:: Fragmento extraído ::
Rompiendo con la herencia de los TCA

Esta historia no empieza conmigo, pero sí termina conmigo. Crecí en una casa donde la comida nunca fue neutra. Donde cada bocado venía con culpa y cada espejo era un juicio.

Crecí entre conversaciones tóxicas sobre la comida, los cuerpos y la supuesta “belleza ideal”. Desde pequeña, escuché frases que se me tatuaron sin querer:
“¿Cómo no lo va a tener loco, con ese cuerpo?”,
“¡Qué mujerón!”,
“Esas piernas, esas nalgas, ¡wow!” y yo «que vieja estoy», «toda flacida», «me dejo el tren».
OSEA… hello. ¿De verdad? Desde niña me estaban diciendo —sin decírmelo directo— que si quería valer algo, si quería tener un buen esposo, si quería que alguien me viera con amor… tenía que ser bonita, delgada, deseable. Esa era la única esencia, el único valor que supuestamente importaba.
:::
:: Filas proporcionadas ::
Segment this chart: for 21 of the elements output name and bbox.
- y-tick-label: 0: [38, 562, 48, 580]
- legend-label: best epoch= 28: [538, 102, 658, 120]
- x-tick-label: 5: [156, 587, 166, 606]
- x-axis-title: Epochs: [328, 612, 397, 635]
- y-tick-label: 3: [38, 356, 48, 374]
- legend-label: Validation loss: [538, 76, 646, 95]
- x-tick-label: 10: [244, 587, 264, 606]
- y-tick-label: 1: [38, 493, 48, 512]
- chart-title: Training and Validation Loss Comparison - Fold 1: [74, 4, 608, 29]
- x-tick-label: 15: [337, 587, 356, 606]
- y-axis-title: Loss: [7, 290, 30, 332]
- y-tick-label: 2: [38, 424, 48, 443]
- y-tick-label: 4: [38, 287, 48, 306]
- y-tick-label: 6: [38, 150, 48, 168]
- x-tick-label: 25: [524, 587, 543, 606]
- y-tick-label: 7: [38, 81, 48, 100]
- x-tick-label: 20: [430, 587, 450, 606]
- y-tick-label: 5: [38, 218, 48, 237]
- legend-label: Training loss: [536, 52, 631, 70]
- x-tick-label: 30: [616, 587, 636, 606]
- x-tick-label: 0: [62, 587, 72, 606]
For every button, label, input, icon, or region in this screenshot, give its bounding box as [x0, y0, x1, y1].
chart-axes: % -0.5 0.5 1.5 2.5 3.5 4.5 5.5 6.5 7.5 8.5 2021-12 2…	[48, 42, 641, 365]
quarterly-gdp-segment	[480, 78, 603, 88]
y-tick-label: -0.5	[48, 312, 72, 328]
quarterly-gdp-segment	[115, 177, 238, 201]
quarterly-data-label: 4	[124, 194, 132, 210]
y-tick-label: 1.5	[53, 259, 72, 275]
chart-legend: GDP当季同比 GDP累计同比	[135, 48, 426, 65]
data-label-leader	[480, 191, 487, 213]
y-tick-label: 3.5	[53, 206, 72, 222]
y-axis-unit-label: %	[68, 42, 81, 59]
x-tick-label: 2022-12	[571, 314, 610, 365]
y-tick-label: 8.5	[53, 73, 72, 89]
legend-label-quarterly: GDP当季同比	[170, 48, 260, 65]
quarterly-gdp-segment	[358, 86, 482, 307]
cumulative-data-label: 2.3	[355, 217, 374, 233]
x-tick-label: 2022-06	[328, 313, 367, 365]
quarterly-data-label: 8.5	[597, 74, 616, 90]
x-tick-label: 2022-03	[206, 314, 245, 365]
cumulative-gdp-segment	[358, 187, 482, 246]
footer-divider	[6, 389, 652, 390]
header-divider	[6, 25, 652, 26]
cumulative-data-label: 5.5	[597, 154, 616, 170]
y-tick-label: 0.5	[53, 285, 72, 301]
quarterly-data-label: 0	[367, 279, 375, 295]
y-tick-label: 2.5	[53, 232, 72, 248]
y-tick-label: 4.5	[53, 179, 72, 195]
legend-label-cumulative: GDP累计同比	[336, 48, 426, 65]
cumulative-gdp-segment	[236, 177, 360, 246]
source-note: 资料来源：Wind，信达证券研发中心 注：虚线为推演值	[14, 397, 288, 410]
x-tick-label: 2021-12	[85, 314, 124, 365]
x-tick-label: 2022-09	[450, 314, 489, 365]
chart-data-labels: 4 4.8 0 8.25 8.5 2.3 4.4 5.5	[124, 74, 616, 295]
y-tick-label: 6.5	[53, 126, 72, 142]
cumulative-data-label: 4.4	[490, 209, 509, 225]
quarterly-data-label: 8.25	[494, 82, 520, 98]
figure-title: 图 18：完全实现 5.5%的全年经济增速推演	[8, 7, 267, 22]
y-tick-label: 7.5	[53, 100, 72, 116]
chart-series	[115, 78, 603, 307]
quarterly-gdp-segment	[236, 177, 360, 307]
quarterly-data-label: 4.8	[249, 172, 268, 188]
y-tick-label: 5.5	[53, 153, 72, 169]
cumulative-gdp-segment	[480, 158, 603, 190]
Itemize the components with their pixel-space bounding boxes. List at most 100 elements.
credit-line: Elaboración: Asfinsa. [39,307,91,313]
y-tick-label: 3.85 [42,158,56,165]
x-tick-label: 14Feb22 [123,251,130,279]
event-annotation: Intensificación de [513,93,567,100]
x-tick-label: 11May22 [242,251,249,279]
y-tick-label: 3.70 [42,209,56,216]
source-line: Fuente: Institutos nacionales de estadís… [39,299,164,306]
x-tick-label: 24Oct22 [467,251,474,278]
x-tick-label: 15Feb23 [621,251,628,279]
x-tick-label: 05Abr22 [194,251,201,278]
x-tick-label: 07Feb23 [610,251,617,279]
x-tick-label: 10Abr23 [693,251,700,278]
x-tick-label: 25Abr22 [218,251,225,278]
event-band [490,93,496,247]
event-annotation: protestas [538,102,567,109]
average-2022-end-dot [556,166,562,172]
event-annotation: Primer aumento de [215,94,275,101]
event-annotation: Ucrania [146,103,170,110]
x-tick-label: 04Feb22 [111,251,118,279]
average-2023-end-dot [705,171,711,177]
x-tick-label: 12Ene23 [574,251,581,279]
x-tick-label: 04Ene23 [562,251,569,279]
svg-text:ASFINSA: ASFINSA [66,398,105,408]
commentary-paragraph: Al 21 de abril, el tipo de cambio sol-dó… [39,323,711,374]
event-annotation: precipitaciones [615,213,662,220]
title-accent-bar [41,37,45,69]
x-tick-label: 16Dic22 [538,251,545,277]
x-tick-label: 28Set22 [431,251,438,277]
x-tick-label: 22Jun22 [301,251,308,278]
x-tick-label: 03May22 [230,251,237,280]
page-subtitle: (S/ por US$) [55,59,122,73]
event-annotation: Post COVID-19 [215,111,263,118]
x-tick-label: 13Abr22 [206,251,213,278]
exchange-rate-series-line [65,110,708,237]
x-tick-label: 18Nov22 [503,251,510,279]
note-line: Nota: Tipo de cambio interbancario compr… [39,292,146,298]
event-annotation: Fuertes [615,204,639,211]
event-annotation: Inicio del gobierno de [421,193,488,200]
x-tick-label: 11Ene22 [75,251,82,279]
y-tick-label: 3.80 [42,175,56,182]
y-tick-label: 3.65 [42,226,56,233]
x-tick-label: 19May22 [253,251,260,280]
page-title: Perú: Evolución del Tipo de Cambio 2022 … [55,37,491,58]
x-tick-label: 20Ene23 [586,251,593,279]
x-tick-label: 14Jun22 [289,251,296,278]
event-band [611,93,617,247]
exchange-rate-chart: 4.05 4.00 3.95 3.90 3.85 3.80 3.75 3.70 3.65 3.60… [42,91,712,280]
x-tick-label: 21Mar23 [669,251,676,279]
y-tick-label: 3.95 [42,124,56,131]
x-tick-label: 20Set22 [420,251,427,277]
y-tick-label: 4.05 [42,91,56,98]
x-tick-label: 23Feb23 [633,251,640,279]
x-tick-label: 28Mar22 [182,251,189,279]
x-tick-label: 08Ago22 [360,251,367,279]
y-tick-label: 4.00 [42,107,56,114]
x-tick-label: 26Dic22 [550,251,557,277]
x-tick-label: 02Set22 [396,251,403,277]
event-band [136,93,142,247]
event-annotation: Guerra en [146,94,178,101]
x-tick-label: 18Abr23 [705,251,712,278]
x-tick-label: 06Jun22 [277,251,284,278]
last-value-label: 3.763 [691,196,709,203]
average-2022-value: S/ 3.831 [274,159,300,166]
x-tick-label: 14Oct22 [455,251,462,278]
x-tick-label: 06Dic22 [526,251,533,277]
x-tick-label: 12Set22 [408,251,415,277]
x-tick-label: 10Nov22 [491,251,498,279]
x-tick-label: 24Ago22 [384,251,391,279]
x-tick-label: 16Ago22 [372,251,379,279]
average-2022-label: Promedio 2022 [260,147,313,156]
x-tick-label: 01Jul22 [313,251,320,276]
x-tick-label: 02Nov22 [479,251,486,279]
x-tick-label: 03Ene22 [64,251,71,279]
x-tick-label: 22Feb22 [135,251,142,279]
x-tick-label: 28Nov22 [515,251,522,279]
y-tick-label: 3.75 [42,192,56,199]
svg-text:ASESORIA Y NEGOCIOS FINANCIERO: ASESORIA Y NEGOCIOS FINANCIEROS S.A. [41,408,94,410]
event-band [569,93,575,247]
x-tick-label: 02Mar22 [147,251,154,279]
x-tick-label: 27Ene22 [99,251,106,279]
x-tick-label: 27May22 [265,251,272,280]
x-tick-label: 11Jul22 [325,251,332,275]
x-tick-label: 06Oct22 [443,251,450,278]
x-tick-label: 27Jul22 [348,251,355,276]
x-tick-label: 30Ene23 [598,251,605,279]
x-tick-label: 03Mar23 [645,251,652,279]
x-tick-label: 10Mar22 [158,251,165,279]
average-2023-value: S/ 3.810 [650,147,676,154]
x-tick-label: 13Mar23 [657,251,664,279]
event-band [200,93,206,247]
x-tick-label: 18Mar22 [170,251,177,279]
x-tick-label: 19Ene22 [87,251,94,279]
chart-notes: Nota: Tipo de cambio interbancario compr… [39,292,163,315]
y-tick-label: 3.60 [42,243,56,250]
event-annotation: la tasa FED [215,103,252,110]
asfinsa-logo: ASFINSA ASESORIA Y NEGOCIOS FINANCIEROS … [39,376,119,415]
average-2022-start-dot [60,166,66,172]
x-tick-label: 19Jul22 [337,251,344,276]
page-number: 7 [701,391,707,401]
:::
Tarea 1 —
En el fragmento sobre la herencia de los TCA, ¿qué se dice de la comida en la casa donde creció quien narra?
Tarea 2 —
Transcribe del fragmento sobre la herencia de los TCA el texto que comienza en "Rompiendo con la" y termina en "era un juicio.".

Solución desarrollada 1 —
Que nunca fue neutra.

Solución desarrollada 2 —
Rompiendo con la herencia de los TCA

Esta historia no empieza conmigo, pero sí termina conmigo. Crecí en una casa donde la comida nunca fue neutra. Donde cada bocado venía con culpa y cada espejo era un juicio.